Stated task: Single out the lines of the material that contain "Time" and copy them.

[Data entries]
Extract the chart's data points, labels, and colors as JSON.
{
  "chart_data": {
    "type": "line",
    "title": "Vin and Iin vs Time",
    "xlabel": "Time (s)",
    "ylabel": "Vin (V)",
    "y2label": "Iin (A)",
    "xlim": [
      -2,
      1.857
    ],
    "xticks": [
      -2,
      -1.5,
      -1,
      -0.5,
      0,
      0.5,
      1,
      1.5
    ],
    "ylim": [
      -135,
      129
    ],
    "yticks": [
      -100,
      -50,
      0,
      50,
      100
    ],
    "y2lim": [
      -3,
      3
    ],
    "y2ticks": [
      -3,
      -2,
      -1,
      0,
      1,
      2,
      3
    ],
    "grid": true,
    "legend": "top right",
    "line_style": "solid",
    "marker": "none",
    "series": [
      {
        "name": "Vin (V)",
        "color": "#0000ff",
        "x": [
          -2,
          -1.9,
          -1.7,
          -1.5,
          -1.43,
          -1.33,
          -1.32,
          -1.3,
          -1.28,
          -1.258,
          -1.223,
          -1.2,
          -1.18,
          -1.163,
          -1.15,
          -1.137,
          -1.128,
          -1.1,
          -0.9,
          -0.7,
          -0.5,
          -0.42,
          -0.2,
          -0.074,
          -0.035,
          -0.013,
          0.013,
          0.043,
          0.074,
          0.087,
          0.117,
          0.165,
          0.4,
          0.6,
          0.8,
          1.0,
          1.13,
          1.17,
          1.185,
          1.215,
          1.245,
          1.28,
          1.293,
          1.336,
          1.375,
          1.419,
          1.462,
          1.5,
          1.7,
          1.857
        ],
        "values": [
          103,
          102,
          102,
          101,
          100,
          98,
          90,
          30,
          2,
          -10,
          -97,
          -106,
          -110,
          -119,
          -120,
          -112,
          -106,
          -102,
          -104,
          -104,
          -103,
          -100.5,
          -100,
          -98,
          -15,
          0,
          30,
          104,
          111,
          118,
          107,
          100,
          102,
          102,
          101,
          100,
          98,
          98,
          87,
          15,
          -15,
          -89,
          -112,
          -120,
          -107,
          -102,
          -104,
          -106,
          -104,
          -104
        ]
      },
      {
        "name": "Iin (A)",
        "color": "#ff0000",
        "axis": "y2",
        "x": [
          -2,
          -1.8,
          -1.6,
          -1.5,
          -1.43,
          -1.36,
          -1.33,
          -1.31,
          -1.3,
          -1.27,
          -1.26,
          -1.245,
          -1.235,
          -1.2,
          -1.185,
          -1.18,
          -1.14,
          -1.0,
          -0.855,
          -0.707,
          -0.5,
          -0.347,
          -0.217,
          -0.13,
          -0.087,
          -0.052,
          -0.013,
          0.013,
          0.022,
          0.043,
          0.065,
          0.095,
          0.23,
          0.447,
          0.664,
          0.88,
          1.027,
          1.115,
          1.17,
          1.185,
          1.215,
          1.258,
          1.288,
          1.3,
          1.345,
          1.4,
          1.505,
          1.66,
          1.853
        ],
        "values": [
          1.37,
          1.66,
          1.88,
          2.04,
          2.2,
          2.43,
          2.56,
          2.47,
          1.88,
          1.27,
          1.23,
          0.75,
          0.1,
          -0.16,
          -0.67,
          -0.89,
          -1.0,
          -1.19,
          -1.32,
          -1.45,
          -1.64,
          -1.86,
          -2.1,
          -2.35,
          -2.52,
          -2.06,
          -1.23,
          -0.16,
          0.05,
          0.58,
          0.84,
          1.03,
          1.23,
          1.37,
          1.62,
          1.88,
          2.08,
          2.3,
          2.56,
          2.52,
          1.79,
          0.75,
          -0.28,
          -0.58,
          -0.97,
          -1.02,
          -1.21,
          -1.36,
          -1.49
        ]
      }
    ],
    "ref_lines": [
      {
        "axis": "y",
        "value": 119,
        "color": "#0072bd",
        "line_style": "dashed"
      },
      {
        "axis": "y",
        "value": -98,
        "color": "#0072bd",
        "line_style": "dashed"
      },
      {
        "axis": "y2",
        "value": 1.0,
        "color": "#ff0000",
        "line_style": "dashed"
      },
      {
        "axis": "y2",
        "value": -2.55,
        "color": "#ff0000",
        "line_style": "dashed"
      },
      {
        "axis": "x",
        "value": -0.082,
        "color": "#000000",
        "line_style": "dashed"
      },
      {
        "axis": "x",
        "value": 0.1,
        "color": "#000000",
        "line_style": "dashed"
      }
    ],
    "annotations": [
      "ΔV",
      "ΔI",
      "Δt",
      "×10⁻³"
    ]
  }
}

Complete output:
    "title": "Vin and Iin vs Time",
    "xlabel": "Time (s)",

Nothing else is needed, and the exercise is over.